The problem:
Determine how many lines in the entries below include "JSON". The reply should be that number and nothing else.

Records shown:
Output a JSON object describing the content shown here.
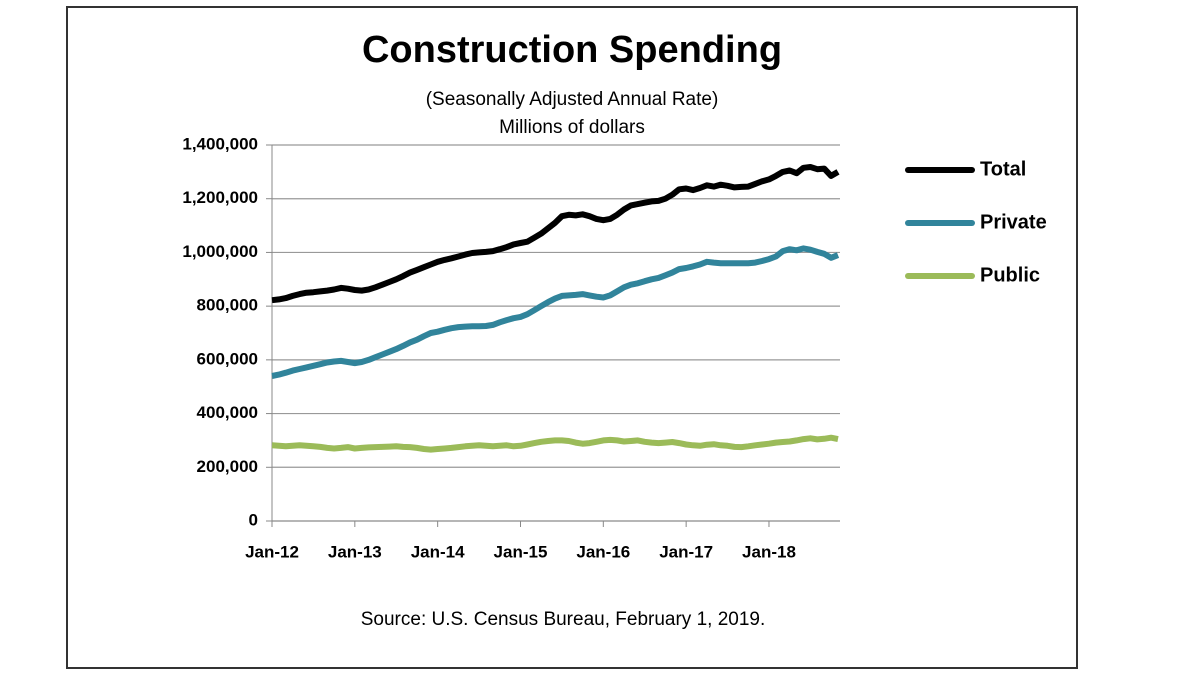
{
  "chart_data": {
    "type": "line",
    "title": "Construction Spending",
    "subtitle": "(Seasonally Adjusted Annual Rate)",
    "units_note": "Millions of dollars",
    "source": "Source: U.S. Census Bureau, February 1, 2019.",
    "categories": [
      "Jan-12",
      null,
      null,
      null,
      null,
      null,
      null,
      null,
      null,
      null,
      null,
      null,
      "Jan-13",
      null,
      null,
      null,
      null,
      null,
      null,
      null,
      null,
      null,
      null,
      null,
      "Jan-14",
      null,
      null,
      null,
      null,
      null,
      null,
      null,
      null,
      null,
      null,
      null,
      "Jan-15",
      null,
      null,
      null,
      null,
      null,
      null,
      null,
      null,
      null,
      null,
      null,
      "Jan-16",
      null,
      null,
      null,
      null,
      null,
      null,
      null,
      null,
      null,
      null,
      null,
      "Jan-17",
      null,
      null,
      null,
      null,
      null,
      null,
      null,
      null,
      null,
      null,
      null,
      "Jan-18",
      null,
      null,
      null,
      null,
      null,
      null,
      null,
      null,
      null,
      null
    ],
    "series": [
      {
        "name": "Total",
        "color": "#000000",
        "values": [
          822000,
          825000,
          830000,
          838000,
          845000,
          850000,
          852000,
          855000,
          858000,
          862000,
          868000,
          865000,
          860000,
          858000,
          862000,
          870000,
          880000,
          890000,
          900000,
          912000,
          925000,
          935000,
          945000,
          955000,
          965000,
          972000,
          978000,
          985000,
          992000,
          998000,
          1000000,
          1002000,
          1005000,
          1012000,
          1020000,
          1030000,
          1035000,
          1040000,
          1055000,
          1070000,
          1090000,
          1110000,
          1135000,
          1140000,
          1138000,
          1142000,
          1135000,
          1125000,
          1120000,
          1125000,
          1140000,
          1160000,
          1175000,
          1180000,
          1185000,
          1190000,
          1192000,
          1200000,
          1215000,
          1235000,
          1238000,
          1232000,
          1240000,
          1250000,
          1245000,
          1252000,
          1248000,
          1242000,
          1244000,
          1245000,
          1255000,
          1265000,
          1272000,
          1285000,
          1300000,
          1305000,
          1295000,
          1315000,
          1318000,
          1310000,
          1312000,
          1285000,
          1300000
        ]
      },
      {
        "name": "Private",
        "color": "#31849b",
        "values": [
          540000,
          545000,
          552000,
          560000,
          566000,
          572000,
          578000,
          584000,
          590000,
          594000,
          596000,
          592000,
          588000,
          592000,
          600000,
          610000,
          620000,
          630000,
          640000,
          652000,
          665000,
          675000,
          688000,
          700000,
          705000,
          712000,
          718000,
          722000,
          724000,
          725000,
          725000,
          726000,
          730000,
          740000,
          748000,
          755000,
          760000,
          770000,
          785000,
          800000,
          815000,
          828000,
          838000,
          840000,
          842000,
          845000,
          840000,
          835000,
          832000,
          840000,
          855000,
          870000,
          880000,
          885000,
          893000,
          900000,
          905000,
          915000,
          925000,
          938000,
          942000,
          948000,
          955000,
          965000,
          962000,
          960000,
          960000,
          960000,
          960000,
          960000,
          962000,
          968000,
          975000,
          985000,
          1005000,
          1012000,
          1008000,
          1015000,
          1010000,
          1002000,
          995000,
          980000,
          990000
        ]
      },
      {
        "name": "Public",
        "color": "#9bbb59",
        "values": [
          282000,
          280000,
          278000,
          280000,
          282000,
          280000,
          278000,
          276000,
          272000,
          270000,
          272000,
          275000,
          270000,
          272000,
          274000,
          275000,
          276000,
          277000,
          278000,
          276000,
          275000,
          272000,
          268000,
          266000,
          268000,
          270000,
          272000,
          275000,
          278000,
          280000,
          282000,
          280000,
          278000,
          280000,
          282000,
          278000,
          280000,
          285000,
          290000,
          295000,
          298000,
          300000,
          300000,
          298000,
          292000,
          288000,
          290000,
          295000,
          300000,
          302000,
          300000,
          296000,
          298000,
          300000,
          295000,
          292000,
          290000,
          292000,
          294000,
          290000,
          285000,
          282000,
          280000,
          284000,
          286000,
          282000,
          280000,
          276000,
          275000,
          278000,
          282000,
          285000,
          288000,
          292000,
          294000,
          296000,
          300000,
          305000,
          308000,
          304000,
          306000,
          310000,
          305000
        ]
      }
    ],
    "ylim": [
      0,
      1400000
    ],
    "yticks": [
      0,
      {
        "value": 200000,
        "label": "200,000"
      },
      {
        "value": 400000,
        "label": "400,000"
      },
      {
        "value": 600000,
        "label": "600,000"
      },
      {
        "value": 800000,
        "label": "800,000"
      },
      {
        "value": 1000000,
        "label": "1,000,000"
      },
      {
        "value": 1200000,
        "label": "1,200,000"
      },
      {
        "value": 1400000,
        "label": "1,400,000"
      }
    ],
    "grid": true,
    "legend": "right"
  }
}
* * *
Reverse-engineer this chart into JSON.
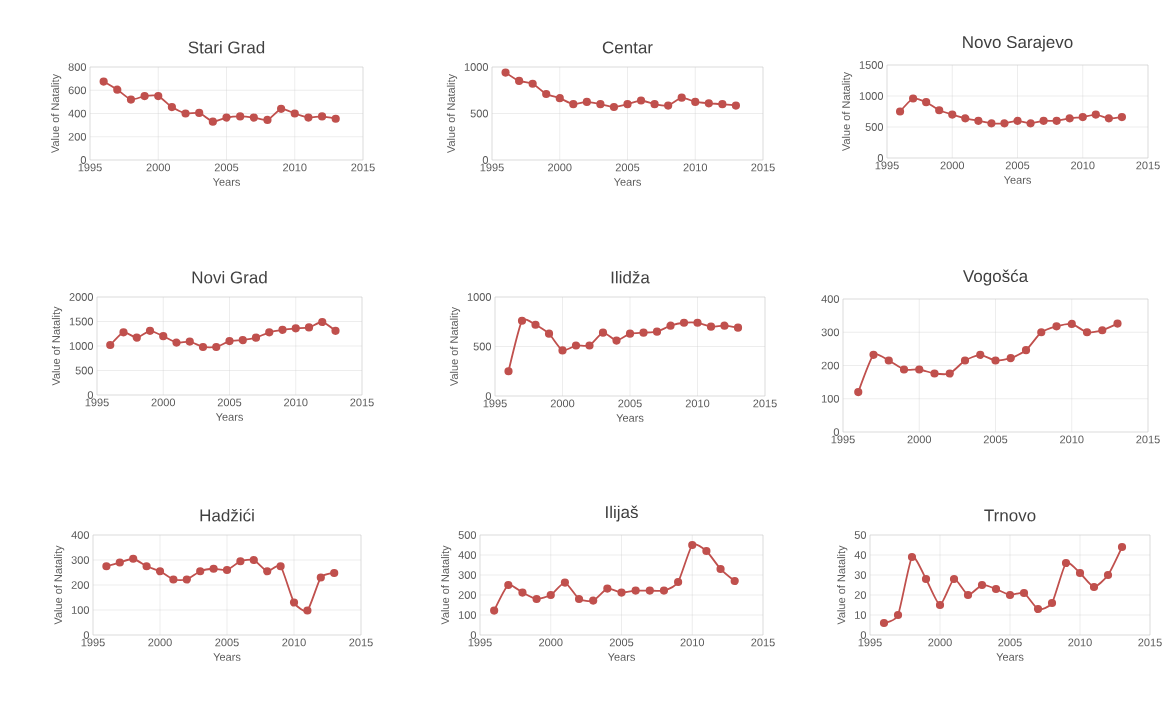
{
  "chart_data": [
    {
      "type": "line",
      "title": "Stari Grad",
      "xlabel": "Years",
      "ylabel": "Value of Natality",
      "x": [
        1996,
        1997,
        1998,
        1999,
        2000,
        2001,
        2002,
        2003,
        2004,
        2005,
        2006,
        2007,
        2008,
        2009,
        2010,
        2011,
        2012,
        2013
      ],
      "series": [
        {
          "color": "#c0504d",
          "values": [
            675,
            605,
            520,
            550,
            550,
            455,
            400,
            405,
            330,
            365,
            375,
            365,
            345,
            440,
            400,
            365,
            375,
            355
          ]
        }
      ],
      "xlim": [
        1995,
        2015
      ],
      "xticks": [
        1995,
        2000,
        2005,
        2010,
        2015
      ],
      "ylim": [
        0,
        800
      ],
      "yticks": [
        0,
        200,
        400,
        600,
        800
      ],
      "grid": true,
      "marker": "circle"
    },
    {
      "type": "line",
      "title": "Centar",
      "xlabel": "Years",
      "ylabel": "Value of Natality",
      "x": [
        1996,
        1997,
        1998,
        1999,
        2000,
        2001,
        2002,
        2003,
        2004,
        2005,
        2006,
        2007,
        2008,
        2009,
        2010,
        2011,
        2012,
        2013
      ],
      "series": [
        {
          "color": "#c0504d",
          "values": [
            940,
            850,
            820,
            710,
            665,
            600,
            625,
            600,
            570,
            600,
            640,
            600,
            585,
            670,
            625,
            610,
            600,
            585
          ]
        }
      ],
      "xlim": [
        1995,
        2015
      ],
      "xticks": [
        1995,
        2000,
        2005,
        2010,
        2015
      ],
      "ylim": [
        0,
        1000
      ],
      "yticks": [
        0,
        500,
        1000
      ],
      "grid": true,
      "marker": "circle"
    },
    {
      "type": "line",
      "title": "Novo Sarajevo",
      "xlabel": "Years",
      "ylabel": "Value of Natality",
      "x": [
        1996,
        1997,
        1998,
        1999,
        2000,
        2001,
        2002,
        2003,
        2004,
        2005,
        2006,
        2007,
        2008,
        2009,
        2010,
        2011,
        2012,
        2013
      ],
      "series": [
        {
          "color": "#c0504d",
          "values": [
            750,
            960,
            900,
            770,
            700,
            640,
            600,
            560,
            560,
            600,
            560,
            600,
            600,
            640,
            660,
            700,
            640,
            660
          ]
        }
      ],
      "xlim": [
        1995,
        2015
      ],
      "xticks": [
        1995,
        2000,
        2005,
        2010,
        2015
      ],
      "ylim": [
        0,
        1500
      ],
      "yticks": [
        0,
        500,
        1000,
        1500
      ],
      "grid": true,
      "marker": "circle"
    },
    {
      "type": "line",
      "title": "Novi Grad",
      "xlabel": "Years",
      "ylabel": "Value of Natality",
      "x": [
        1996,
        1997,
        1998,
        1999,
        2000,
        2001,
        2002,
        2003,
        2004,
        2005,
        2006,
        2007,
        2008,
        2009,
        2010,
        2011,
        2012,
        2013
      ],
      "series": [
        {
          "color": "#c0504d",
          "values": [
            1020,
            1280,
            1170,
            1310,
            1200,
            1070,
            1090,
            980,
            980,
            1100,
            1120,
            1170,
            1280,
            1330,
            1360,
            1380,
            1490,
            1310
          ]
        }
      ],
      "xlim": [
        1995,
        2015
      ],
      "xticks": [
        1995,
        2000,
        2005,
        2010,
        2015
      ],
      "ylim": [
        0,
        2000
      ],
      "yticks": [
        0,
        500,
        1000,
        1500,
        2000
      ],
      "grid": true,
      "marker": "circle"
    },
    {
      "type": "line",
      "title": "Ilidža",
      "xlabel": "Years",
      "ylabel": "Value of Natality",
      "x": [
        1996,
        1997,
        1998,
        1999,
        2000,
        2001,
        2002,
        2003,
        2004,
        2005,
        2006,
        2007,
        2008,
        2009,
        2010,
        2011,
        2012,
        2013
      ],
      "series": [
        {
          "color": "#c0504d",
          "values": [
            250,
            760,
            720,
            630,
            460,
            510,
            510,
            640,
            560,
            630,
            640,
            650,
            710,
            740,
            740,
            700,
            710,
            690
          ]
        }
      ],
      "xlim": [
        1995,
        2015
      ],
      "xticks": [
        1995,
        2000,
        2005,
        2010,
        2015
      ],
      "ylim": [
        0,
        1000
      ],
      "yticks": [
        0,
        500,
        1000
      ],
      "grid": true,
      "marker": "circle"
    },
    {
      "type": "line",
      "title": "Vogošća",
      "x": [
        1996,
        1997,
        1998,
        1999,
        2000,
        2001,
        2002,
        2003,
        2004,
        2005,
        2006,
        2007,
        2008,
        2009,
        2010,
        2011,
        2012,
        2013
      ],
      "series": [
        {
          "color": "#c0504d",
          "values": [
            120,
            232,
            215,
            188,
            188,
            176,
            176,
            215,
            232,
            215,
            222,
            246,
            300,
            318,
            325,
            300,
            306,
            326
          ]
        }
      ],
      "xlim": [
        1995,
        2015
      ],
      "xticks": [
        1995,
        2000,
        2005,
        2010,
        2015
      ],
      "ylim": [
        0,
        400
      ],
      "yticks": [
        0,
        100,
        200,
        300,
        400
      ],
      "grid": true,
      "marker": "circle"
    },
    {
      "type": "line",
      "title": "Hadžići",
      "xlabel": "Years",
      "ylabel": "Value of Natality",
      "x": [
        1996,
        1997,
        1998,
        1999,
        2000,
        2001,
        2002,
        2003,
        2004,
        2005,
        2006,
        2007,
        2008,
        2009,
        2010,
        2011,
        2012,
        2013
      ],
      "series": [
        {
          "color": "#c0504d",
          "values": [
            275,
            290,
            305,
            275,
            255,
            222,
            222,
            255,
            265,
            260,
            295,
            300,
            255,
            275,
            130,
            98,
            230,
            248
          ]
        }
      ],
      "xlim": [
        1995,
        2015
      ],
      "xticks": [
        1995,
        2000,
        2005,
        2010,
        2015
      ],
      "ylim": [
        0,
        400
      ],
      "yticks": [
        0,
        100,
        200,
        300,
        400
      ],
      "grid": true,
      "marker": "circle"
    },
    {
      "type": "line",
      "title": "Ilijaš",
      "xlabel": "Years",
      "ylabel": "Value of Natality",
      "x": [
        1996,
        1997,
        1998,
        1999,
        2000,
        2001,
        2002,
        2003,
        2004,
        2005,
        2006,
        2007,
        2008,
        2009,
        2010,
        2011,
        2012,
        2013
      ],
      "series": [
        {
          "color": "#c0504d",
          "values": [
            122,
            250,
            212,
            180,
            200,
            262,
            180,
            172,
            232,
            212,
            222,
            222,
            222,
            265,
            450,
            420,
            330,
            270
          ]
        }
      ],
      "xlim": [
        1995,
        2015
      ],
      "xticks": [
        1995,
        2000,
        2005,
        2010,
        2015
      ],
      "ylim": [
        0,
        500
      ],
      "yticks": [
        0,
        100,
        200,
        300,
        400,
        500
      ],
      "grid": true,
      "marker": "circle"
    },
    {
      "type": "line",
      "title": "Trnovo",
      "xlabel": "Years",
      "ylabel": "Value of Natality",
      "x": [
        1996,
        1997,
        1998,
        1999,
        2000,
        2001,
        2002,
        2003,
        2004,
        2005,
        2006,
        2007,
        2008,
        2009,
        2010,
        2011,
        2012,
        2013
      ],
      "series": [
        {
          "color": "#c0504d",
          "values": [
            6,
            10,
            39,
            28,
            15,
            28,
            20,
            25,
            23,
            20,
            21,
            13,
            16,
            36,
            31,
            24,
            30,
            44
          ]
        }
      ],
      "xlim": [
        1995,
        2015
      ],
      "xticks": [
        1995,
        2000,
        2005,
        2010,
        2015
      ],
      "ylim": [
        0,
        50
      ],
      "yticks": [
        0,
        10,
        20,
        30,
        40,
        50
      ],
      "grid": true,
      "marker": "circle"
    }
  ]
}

Result:
2